* START *
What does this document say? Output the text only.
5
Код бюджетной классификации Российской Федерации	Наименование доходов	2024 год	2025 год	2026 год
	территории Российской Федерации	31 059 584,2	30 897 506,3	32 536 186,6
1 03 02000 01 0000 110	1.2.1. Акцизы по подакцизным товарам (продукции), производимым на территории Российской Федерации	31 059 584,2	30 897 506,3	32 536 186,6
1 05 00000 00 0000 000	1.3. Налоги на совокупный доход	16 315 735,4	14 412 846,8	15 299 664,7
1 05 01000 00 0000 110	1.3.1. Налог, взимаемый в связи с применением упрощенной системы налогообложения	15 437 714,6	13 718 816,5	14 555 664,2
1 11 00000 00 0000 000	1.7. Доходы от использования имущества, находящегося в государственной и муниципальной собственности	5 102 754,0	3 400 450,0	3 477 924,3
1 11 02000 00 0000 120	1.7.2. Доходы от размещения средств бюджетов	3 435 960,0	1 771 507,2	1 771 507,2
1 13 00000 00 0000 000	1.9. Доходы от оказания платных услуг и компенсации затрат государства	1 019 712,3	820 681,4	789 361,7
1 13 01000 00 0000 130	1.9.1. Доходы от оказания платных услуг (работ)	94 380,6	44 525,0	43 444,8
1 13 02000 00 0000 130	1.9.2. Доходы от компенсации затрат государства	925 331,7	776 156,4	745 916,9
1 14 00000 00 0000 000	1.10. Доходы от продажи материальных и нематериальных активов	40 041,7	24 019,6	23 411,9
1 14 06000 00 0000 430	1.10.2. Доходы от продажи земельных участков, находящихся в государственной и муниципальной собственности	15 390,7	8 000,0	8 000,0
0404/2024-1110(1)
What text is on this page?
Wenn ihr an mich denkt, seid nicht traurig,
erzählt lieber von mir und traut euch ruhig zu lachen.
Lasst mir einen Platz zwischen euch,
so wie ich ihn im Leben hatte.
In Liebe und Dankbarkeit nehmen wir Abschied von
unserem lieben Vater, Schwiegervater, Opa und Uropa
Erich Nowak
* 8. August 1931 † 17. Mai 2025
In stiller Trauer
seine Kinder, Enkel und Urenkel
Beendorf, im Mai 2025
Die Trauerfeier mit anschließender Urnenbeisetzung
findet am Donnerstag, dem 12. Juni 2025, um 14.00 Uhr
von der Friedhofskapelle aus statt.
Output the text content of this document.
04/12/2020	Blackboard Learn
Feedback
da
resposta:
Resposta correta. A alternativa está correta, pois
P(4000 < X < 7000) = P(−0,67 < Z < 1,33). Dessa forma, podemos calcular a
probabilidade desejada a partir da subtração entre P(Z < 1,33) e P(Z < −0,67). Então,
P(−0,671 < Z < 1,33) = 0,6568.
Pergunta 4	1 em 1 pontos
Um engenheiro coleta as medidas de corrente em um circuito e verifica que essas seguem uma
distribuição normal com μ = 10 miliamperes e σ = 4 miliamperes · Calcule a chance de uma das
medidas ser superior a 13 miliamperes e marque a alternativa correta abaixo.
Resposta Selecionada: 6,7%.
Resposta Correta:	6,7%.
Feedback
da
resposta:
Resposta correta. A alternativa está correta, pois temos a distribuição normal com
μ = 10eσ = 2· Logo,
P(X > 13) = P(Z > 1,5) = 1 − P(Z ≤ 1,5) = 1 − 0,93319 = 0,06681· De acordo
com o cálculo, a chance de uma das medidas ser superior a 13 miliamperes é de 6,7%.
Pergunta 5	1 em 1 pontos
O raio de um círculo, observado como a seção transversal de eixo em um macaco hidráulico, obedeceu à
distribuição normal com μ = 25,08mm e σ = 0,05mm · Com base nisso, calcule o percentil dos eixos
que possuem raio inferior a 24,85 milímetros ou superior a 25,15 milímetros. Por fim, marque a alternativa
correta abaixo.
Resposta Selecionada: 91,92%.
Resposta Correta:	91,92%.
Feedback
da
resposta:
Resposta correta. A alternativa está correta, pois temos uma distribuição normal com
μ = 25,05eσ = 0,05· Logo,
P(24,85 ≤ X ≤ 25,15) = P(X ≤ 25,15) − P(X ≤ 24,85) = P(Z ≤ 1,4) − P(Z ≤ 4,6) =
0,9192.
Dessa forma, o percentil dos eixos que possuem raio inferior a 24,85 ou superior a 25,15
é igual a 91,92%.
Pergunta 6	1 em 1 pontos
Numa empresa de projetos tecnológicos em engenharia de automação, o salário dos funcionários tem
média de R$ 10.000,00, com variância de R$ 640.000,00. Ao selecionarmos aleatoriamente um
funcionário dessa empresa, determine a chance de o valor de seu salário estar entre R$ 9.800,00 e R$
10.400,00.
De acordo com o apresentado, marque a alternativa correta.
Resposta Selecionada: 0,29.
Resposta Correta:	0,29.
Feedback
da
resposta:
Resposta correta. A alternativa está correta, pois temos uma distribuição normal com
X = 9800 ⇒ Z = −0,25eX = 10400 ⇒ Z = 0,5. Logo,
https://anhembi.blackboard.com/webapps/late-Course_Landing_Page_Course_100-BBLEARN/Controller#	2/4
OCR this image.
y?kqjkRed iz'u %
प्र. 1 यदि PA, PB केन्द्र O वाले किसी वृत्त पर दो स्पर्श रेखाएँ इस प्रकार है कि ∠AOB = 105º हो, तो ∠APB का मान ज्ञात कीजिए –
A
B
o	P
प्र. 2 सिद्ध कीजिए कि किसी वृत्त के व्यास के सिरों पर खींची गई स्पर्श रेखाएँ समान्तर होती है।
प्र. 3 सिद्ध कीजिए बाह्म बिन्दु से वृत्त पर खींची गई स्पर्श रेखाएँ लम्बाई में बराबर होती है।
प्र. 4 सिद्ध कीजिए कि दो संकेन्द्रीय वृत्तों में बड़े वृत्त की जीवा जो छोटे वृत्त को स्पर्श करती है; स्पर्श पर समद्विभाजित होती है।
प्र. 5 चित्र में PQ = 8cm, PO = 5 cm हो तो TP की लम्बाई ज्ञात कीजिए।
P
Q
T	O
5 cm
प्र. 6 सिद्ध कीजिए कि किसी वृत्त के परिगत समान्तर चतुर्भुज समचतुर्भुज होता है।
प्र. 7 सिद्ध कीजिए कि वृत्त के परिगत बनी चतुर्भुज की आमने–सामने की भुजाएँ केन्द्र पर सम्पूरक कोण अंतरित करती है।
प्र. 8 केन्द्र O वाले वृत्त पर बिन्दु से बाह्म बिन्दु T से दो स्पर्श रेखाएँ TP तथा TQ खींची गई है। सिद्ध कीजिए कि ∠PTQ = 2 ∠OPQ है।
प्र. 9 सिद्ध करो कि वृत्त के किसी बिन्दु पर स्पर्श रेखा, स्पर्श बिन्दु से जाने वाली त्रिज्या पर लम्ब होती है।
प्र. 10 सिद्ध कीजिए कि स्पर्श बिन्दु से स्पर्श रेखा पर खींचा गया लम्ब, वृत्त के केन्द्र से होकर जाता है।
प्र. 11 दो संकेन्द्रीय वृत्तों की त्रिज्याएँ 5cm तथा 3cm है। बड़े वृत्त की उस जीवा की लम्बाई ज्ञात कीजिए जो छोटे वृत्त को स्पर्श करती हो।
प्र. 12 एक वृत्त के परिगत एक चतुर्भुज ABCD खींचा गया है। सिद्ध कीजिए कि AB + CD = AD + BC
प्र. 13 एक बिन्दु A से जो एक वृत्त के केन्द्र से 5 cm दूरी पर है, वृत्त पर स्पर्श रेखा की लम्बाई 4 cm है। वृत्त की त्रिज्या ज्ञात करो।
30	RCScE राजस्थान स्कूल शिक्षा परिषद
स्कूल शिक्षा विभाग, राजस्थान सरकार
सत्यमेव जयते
* END *
■ WORK TO COMPLETE
Extract the full listing and reproduce each line exactly.

■ EXERCISE OUTPUT
What does this document say? Output the text only.
5
Код бюджетной классификации Российской Федерации	Наименование доходов	2024 год	2025 год	2026 год
	территории Российской Федерации	31 059 584,2	30 897 506,3	32 536 186,6
1 03 02000 01 0000 110	1.2.1. Акцизы по подакцизным товарам (продукции), производимым на территории Российской Федерации	31 059 584,2	30 897 506,3	32 536 186,6
1 05 00000 00 0000 000	1.3. Налоги на совокупный доход	16 315 735,4	14 412 846,8	15 299 664,7
1 05 01000 00 0000 110	1.3.1. Налог, взимаемый в связи с применением упрощенной системы налогообложения	15 437 714,6	13 718 816,5	14 555 664,2
1 11 00000 00 0000 000	1.7. Доходы от использования имущества, находящегося в государственной и муниципальной собственности	5 102 754,0	3 400 450,0	3 477 924,3
1 11 02000 00 0000 120	1.7.2. Доходы от размещения средств бюджетов	3 435 960,0	1 771 507,2	1 771 507,2
1 13 00000 00 0000 000	1.9. Доходы от оказания платных услуг и компенсации затрат государства	1 019 712,3	820 681,4	789 361,7
1 13 01000 00 0000 130	1.9.1. Доходы от оказания платных услуг (работ)	94 380,6	44 525,0	43 444,8
1 13 02000 00 0000 130	1.9.2. Доходы от компенсации затрат государства	925 331,7	776 156,4	745 916,9
1 14 00000 00 0000 000	1.10. Доходы от продажи материальных и нематериальных активов	40 041,7	24 019,6	23 411,9
1 14 06000 00 0000 430	1.10.2. Доходы от продажи земельных участков, находящихся в государственной и муниципальной собственности	15 390,7	8 000,0	8 000,0
0404/2024-1110(1)
What text is on this page?
Wenn ihr an mich denkt, seid nicht traurig,
erzählt lieber von mir und traut euch ruhig zu lachen.
Lasst mir einen Platz zwischen euch,
so wie ich ihn im Leben hatte.
In Liebe und Dankbarkeit nehmen wir Abschied von
unserem lieben Vater, Schwiegervater, Opa und Uropa
Erich Nowak
* 8. August 1931 † 17. Mai 2025
In stiller Trauer
seine Kinder, Enkel und Urenkel
Beendorf, im Mai 2025
Die Trauerfeier mit anschließender Urnenbeisetzung
findet am Donnerstag, dem 12. Juni 2025, um 14.00 Uhr
von der Friedhofskapelle aus statt.
Output the text content of this document.
04/12/2020	Blackboard Learn
Feedback
da
resposta:
Resposta correta. A alternativa está correta, pois
P(4000 < X < 7000) = P(−0,67 < Z < 1,33). Dessa forma, podemos calcular a
probabilidade desejada a partir da subtração entre P(Z < 1,33) e P(Z < −0,67). Então,
P(−0,671 < Z < 1,33) = 0,6568.
Pergunta 4	1 em 1 pontos
Um engenheiro coleta as medidas de corrente em um circuito e verifica que essas seguem uma
distribuição normal com μ = 10 miliamperes e σ = 4 miliamperes · Calcule a chance de uma das
medidas ser superior a 13 miliamperes e marque a alternativa correta abaixo.
Resposta Selecionada: 6,7%.
Resposta Correta:	6,7%.
Feedback
da
resposta:
Resposta correta. A alternativa está correta, pois temos a distribuição normal com
μ = 10eσ = 2· Logo,
P(X > 13) = P(Z > 1,5) = 1 − P(Z ≤ 1,5) = 1 − 0,93319 = 0,06681· De acordo
com o cálculo, a chance de uma das medidas ser superior a 13 miliamperes é de 6,7%.
Pergunta 5	1 em 1 pontos
O raio de um círculo, observado como a seção transversal de eixo em um macaco hidráulico, obedeceu à
distribuição normal com μ = 25,08mm e σ = 0,05mm · Com base nisso, calcule o percentil dos eixos
que possuem raio inferior a 24,85 milímetros ou superior a 25,15 milímetros. Por fim, marque a alternativa
correta abaixo.
Resposta Selecionada: 91,92%.
Resposta Correta:	91,92%.
Feedback
da
resposta:
Resposta correta. A alternativa está correta, pois temos uma distribuição normal com
μ = 25,05eσ = 0,05· Logo,
P(24,85 ≤ X ≤ 25,15) = P(X ≤ 25,15) − P(X ≤ 24,85) = P(Z ≤ 1,4) − P(Z ≤ 4,6) =
0,9192.
Dessa forma, o percentil dos eixos que possuem raio inferior a 24,85 ou superior a 25,15
é igual a 91,92%.
Pergunta 6	1 em 1 pontos
Numa empresa de projetos tecnológicos em engenharia de automação, o salário dos funcionários tem
média de R$ 10.000,00, com variância de R$ 640.000,00. Ao selecionarmos aleatoriamente um
funcionário dessa empresa, determine a chance de o valor de seu salário estar entre R$ 9.800,00 e R$
10.400,00.
De acordo com o apresentado, marque a alternativa correta.
Resposta Selecionada: 0,29.
Resposta Correta:	0,29.
Feedback
da
resposta:
Resposta correta. A alternativa está correta, pois temos uma distribuição normal com
X = 9800 ⇒ Z = −0,25eX = 10400 ⇒ Z = 0,5. Logo,
https://anhembi.blackboard.com/webapps/late-Course_Landing_Page_Course_100-BBLEARN/Controller#	2/4
OCR this image.
y?kqjkRed iz'u %
प्र. 1 यदि PA, PB केन्द्र O वाले किसी वृत्त पर दो स्पर्श रेखाएँ इस प्रकार है कि ∠AOB = 105º हो, तो ∠APB का मान ज्ञात कीजिए –
A
B
o	P
प्र. 2 सिद्ध कीजिए कि किसी वृत्त के व्यास के सिरों पर खींची गई स्पर्श रेखाएँ समान्तर होती है।
प्र. 3 सिद्ध कीजिए बाह्म बिन्दु से वृत्त पर खींची गई स्पर्श रेखाएँ लम्बाई में बराबर होती है।
प्र. 4 सिद्ध कीजिए कि दो संकेन्द्रीय वृत्तों में बड़े वृत्त की जीवा जो छोटे वृत्त को स्पर्श करती है; स्पर्श पर समद्विभाजित होती है।
प्र. 5 चित्र में PQ = 8cm, PO = 5 cm हो तो TP की लम्बाई ज्ञात कीजिए।
P
Q
T	O
5 cm
प्र. 6 सिद्ध कीजिए कि किसी वृत्त के परिगत समान्तर चतुर्भुज समचतुर्भुज होता है।
प्र. 7 सिद्ध कीजिए कि वृत्त के परिगत बनी चतुर्भुज की आमने–सामने की भुजाएँ केन्द्र पर सम्पूरक कोण अंतरित करती है।
प्र. 8 केन्द्र O वाले वृत्त पर बिन्दु से बाह्म बिन्दु T से दो स्पर्श रेखाएँ TP तथा TQ खींची गई है। सिद्ध कीजिए कि ∠PTQ = 2 ∠OPQ है।
प्र. 9 सिद्ध करो कि वृत्त के किसी बिन्दु पर स्पर्श रेखा, स्पर्श बिन्दु से जाने वाली त्रिज्या पर लम्ब होती है।
प्र. 10 सिद्ध कीजिए कि स्पर्श बिन्दु से स्पर्श रेखा पर खींचा गया लम्ब, वृत्त के केन्द्र से होकर जाता है।
प्र. 11 दो संकेन्द्रीय वृत्तों की त्रिज्याएँ 5cm तथा 3cm है। बड़े वृत्त की उस जीवा की लम्बाई ज्ञात कीजिए जो छोटे वृत्त को स्पर्श करती हो।
प्र. 12 एक वृत्त के परिगत एक चतुर्भुज ABCD खींचा गया है। सिद्ध कीजिए कि AB + CD = AD + BC
प्र. 13 एक बिन्दु A से जो एक वृत्त के केन्द्र से 5 cm दूरी पर है, वृत्त पर स्पर्श रेखा की लम्बाई 4 cm है। वृत्त की त्रिज्या ज्ञात करो।
30	RCScE राजस्थान स्कूल शिक्षा परिषद
स्कूल शिक्षा विभाग, राजस्थान सरकार
सत्यमेव जयते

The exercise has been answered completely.